>> start Entries provided

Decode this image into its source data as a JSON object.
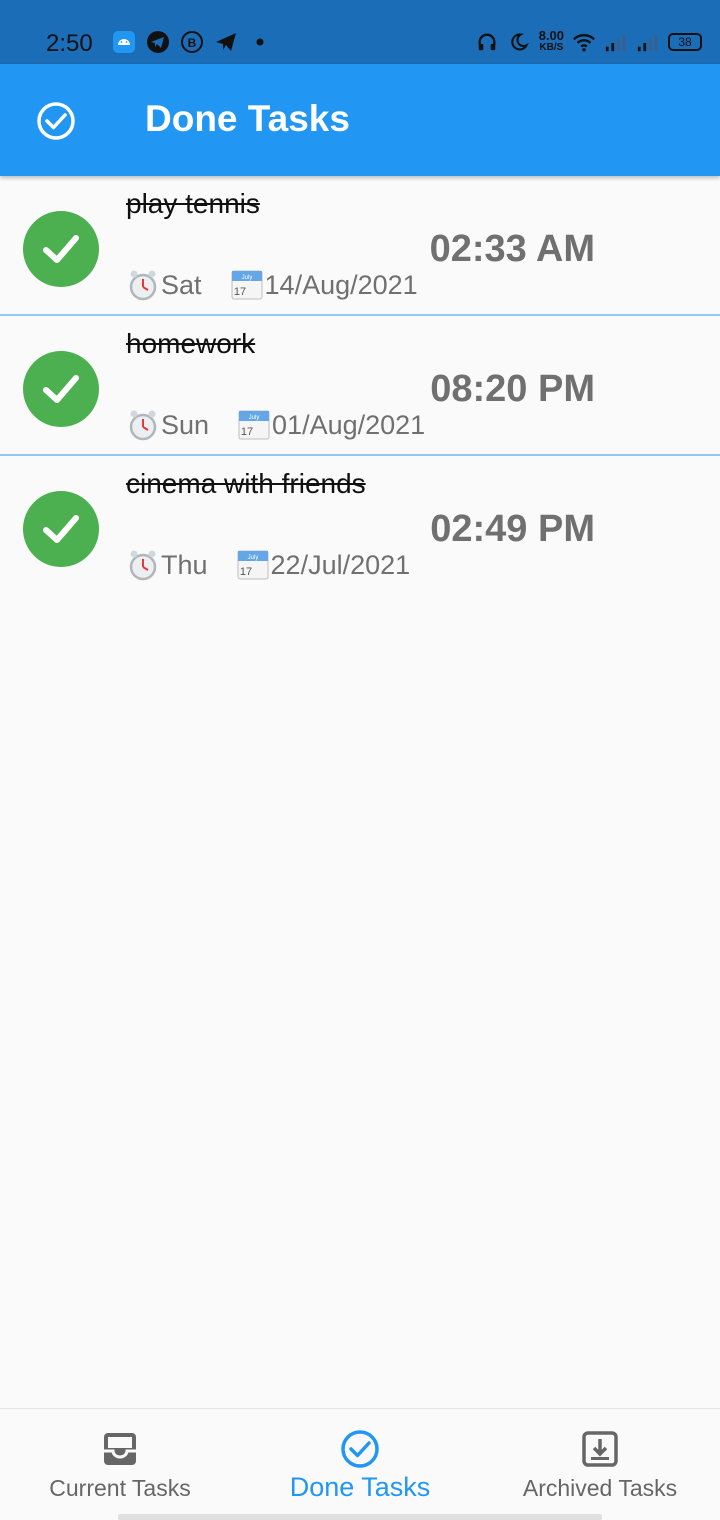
{
  "status_bar": {
    "time": "2:50",
    "net_speed": "8.00",
    "net_unit": "KB/S",
    "battery": "38"
  },
  "app_bar": {
    "title": "Done Tasks",
    "icon": "check-circle-outline-icon"
  },
  "tasks": [
    {
      "title": "play tennis",
      "time": "02:33 AM",
      "day": "Sat",
      "date": "14/Aug/2021",
      "status_icon": "check-icon"
    },
    {
      "title": "homework ",
      "time": "08:20 PM",
      "day": "Sun",
      "date": "01/Aug/2021",
      "status_icon": "check-icon"
    },
    {
      "title": "cinema with friends ",
      "time": "02:49 PM",
      "day": "Thu",
      "date": "22/Jul/2021",
      "status_icon": "check-icon"
    }
  ],
  "bottom_nav": {
    "items": [
      {
        "label": "Current Tasks",
        "icon": "inbox-icon",
        "active": false
      },
      {
        "label": "Done Tasks",
        "icon": "check-circle-outline-icon",
        "active": true
      },
      {
        "label": "Archived Tasks",
        "icon": "archive-icon",
        "active": false
      }
    ]
  },
  "colors": {
    "status_bar": "#1c6db8",
    "app_bar": "#2196f3",
    "done_check": "#4caf50",
    "divider": "#90caf9",
    "muted_text": "#707070"
  }
}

>> end Entries provided

Task description >> Will you set down the records word for word while leaving out every picture?

Worked solution >>
Decode this image into its source data as a JSON object.
{
  "status_bar": {
    "time": "2:50",
    "net_speed": "8.00",
    "net_unit": "KB/S",
    "battery": "38"
  },
  "app_bar": {
    "title": "Done Tasks",
    "icon": "check-circle-outline-icon"
  },
  "tasks": [
    {
      "title": "play tennis",
      "time": "02:33 AM",
      "day": "Sat",
      "date": "14/Aug/2021",
      "status_icon": "check-icon"
    },
    {
      "title": "homework ",
      "time": "08:20 PM",
      "day": "Sun",
      "date": "01/Aug/2021",
      "status_icon": "check-icon"
    },
    {
      "title": "cinema with friends ",
      "time": "02:49 PM",
      "day": "Thu",
      "date": "22/Jul/2021",
      "status_icon": "check-icon"
    }
  ],
  "bottom_nav": {
    "items": [
      {
        "label": "Current Tasks",
        "icon": "inbox-icon",
        "active": false
      },
      {
        "label": "Done Tasks",
        "icon": "check-circle-outline-icon",
        "active": true
      },
      {
        "label": "Archived Tasks",
        "icon": "archive-icon",
        "active": false
      }
    ]
  },
  "colors": {
    "status_bar": "#1c6db8",
    "app_bar": "#2196f3",
    "done_check": "#4caf50",
    "divider": "#90caf9",
    "muted_text": "#707070"
  }
}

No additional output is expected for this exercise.